Items:
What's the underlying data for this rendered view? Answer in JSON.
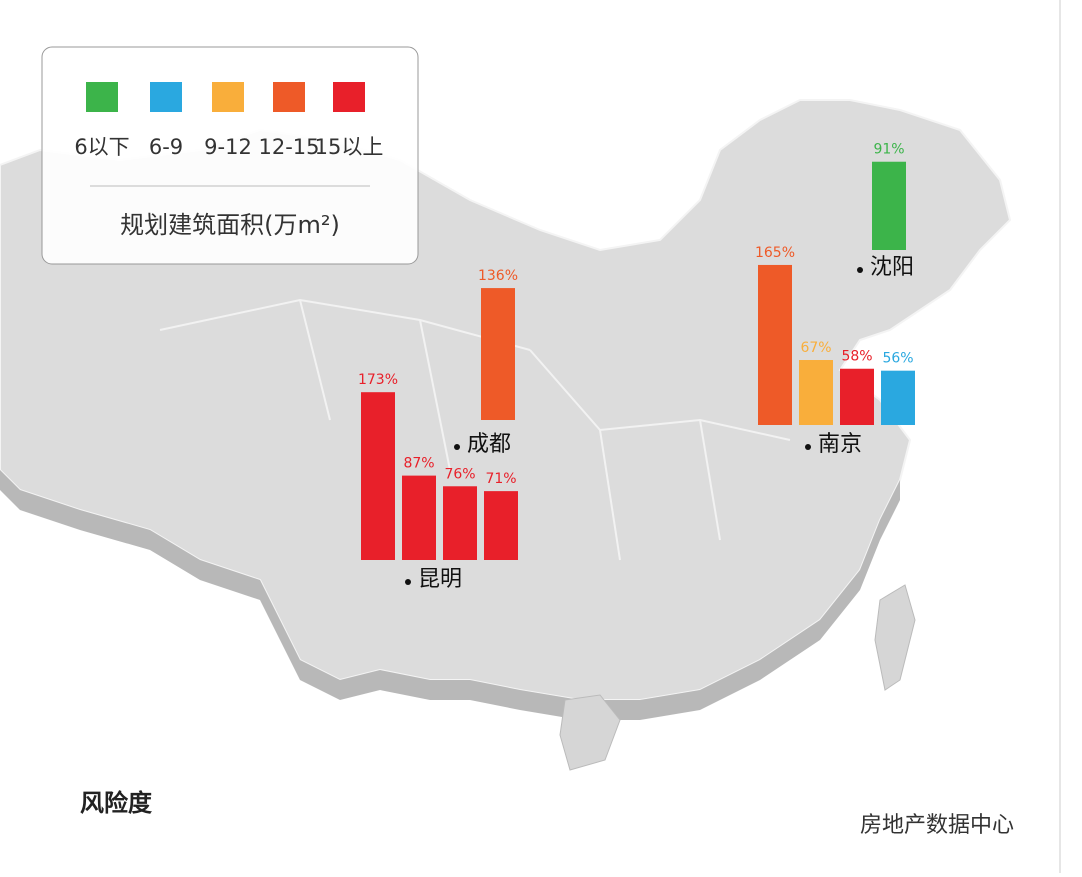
{
  "legend": {
    "items": [
      {
        "color": "#3cb44a",
        "label": "6以下"
      },
      {
        "color": "#2aa8e0",
        "label": "6-9"
      },
      {
        "color": "#f9ae3b",
        "label": "9-12"
      },
      {
        "color": "#ee5a28",
        "label": "12-15"
      },
      {
        "color": "#e8202a",
        "label": "15以上"
      }
    ],
    "title": "规划建筑面积(万m²)"
  },
  "cities": [
    {
      "name": "沈阳",
      "values": [
        91
      ],
      "value_labels": [
        "91%"
      ],
      "colors": [
        "#3cb44a"
      ]
    },
    {
      "name": "南京",
      "values": [
        165,
        67,
        58,
        56
      ],
      "value_labels": [
        "165%",
        "67%",
        "58%",
        "56%"
      ],
      "colors": [
        "#ee5a28",
        "#f9ae3b",
        "#e8202a",
        "#2aa8e0"
      ]
    },
    {
      "name": "成都",
      "values": [
        136
      ],
      "value_labels": [
        "136%"
      ],
      "colors": [
        "#ee5a28"
      ]
    },
    {
      "name": "昆明",
      "values": [
        173,
        87,
        76,
        71
      ],
      "value_labels": [
        "173%",
        "87%",
        "76%",
        "71%"
      ],
      "colors": [
        "#e8202a",
        "#e8202a",
        "#e8202a",
        "#e8202a"
      ]
    }
  ],
  "footer": {
    "title": "风险度",
    "source": "房地产数据中心"
  }
}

Task brief: Nothing in the entries should change as you copy them, except that the pictures are left out.

Final answer:
What's the underlying data for this rendered view? Answer in JSON.
{
  "legend": {
    "items": [
      {
        "color": "#3cb44a",
        "label": "6以下"
      },
      {
        "color": "#2aa8e0",
        "label": "6-9"
      },
      {
        "color": "#f9ae3b",
        "label": "9-12"
      },
      {
        "color": "#ee5a28",
        "label": "12-15"
      },
      {
        "color": "#e8202a",
        "label": "15以上"
      }
    ],
    "title": "规划建筑面积(万m²)"
  },
  "cities": [
    {
      "name": "沈阳",
      "values": [
        91
      ],
      "value_labels": [
        "91%"
      ],
      "colors": [
        "#3cb44a"
      ]
    },
    {
      "name": "南京",
      "values": [
        165,
        67,
        58,
        56
      ],
      "value_labels": [
        "165%",
        "67%",
        "58%",
        "56%"
      ],
      "colors": [
        "#ee5a28",
        "#f9ae3b",
        "#e8202a",
        "#2aa8e0"
      ]
    },
    {
      "name": "成都",
      "values": [
        136
      ],
      "value_labels": [
        "136%"
      ],
      "colors": [
        "#ee5a28"
      ]
    },
    {
      "name": "昆明",
      "values": [
        173,
        87,
        76,
        71
      ],
      "value_labels": [
        "173%",
        "87%",
        "76%",
        "71%"
      ],
      "colors": [
        "#e8202a",
        "#e8202a",
        "#e8202a",
        "#e8202a"
      ]
    }
  ],
  "footer": {
    "title": "风险度",
    "source": "房地产数据中心"
  }
}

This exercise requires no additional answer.